• [Items listed in a dataset]:
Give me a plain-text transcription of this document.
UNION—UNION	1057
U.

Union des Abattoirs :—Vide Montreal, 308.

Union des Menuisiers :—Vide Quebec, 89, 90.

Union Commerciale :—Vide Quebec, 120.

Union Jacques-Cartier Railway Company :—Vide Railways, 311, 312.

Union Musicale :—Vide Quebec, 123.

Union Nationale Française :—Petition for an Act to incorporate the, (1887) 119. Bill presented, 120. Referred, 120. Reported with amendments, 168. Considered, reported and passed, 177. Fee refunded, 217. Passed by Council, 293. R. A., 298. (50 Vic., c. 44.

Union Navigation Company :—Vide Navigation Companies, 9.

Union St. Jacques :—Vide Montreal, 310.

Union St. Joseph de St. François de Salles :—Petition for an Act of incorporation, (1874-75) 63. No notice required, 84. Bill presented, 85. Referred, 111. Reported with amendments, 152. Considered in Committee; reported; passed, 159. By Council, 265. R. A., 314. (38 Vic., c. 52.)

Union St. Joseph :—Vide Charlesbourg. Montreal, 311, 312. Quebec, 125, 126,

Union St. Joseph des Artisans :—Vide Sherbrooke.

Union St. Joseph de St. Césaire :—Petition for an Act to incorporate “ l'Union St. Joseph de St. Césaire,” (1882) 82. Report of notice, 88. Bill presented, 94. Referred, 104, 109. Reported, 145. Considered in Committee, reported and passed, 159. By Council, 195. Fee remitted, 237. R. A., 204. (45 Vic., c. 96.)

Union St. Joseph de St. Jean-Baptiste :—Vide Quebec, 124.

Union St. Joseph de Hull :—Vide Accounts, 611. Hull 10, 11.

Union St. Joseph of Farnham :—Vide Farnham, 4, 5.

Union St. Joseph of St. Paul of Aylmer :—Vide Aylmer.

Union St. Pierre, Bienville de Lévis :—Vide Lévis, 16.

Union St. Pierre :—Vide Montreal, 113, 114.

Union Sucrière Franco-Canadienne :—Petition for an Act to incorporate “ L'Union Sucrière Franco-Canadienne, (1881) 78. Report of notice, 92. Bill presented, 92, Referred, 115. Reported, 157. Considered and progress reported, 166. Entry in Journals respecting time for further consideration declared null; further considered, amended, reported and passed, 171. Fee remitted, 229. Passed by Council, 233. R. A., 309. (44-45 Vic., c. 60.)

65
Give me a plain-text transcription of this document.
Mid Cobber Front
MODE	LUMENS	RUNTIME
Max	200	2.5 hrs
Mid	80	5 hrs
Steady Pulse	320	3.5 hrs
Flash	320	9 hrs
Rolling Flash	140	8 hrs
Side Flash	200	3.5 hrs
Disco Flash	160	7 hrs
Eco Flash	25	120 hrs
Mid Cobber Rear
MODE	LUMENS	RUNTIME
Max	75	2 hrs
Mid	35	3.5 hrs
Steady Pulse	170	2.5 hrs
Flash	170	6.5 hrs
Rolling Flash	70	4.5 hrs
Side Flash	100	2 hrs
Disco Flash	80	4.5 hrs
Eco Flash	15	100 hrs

• [Work to complete]: Return all of the data word for word.

• [Task answer]:
Give me a plain-text transcription of this document.
UNION—UNION	1057
U.

Union des Abattoirs :—Vide Montreal, 308.

Union des Menuisiers :—Vide Quebec, 89, 90.

Union Commerciale :—Vide Quebec, 120.

Union Jacques-Cartier Railway Company :—Vide Railways, 311, 312.

Union Musicale :—Vide Quebec, 123.

Union Nationale Française :—Petition for an Act to incorporate the, (1887) 119. Bill presented, 120. Referred, 120. Reported with amendments, 168. Considered, reported and passed, 177. Fee refunded, 217. Passed by Council, 293. R. A., 298. (50 Vic., c. 44.

Union Navigation Company :—Vide Navigation Companies, 9.

Union St. Jacques :—Vide Montreal, 310.

Union St. Joseph de St. François de Salles :—Petition for an Act of incorporation, (1874-75) 63. No notice required, 84. Bill presented, 85. Referred, 111. Reported with amendments, 152. Considered in Committee; reported; passed, 159. By Council, 265. R. A., 314. (38 Vic., c. 52.)

Union St. Joseph :—Vide Charlesbourg. Montreal, 311, 312. Quebec, 125, 126,

Union St. Joseph des Artisans :—Vide Sherbrooke.

Union St. Joseph de St. Césaire :—Petition for an Act to incorporate “ l'Union St. Joseph de St. Césaire,” (1882) 82. Report of notice, 88. Bill presented, 94. Referred, 104, 109. Reported, 145. Considered in Committee, reported and passed, 159. By Council, 195. Fee remitted, 237. R. A., 204. (45 Vic., c. 96.)

Union St. Joseph de St. Jean-Baptiste :—Vide Quebec, 124.

Union St. Joseph de Hull :—Vide Accounts, 611. Hull 10, 11.

Union St. Joseph of Farnham :—Vide Farnham, 4, 5.

Union St. Joseph of St. Paul of Aylmer :—Vide Aylmer.

Union St. Pierre, Bienville de Lévis :—Vide Lévis, 16.

Union St. Pierre :—Vide Montreal, 113, 114.

Union Sucrière Franco-Canadienne :—Petition for an Act to incorporate “ L'Union Sucrière Franco-Canadienne, (1881) 78. Report of notice, 92. Bill presented, 92, Referred, 115. Reported, 157. Considered and progress reported, 166. Entry in Journals respecting time for further consideration declared null; further considered, amended, reported and passed, 171. Fee remitted, 229. Passed by Council, 233. R. A., 309. (44-45 Vic., c. 60.)

65
Give me a plain-text transcription of this document.
Mid Cobber Front
MODE	LUMENS	RUNTIME
Max	200	2.5 hrs
Mid	80	5 hrs
Steady Pulse	320	3.5 hrs
Flash	320	9 hrs
Rolling Flash	140	8 hrs
Side Flash	200	3.5 hrs
Disco Flash	160	7 hrs
Eco Flash	25	120 hrs
Mid Cobber Rear
MODE	LUMENS	RUNTIME
Max	75	2 hrs
Mid	35	3.5 hrs
Steady Pulse	170	2.5 hrs
Flash	170	6.5 hrs
Rolling Flash	70	4.5 hrs
Side Flash	100	2 hrs
Disco Flash	80	4.5 hrs
Eco Flash	15	100 hrs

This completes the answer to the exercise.